TASK BRIEF:
Using the data below, copy every line that contains the word "ncommunicate".

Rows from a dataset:
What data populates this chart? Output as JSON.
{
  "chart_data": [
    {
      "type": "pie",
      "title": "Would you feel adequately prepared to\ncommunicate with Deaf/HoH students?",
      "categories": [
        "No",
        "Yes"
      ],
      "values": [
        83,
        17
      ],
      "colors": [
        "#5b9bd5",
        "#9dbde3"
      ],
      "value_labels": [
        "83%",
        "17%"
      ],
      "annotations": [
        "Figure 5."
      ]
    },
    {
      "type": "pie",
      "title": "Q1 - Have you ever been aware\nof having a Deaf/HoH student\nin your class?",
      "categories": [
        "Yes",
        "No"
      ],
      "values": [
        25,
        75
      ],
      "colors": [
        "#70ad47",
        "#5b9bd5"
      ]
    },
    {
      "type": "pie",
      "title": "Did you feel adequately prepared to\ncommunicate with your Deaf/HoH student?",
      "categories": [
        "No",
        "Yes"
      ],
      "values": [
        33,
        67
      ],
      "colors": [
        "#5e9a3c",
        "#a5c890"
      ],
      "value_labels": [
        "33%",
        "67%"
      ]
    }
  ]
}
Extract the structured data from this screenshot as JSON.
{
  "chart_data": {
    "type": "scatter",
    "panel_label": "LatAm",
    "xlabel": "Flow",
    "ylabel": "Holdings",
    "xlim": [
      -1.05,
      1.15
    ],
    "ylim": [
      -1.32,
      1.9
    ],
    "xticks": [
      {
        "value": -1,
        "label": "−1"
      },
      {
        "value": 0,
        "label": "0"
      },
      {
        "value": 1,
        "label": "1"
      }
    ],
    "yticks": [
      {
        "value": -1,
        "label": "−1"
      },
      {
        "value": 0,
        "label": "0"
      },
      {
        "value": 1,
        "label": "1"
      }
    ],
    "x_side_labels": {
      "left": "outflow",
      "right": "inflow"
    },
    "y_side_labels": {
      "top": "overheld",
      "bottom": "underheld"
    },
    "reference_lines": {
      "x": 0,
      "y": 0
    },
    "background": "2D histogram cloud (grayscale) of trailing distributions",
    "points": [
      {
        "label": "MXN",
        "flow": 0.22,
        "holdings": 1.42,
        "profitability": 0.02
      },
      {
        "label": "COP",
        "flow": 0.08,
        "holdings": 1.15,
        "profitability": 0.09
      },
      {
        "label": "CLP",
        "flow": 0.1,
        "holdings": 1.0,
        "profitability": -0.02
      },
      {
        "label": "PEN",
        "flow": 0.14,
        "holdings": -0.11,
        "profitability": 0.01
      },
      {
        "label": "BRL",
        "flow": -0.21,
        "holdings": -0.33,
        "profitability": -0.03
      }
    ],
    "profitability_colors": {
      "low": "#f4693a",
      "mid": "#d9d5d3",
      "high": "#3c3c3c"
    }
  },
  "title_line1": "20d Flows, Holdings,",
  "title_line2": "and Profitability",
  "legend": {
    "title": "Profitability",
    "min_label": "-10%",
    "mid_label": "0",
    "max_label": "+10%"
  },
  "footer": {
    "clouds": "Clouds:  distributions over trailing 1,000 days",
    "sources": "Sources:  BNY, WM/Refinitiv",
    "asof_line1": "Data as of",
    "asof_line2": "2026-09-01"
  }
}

ANSWER TO THIS TASK:
      "title": "Would you feel adequately prepared to\ncommunicate with Deaf/HoH students?",
      "title": "Did you feel adequately prepared to\ncommunicate with your Deaf/HoH student?",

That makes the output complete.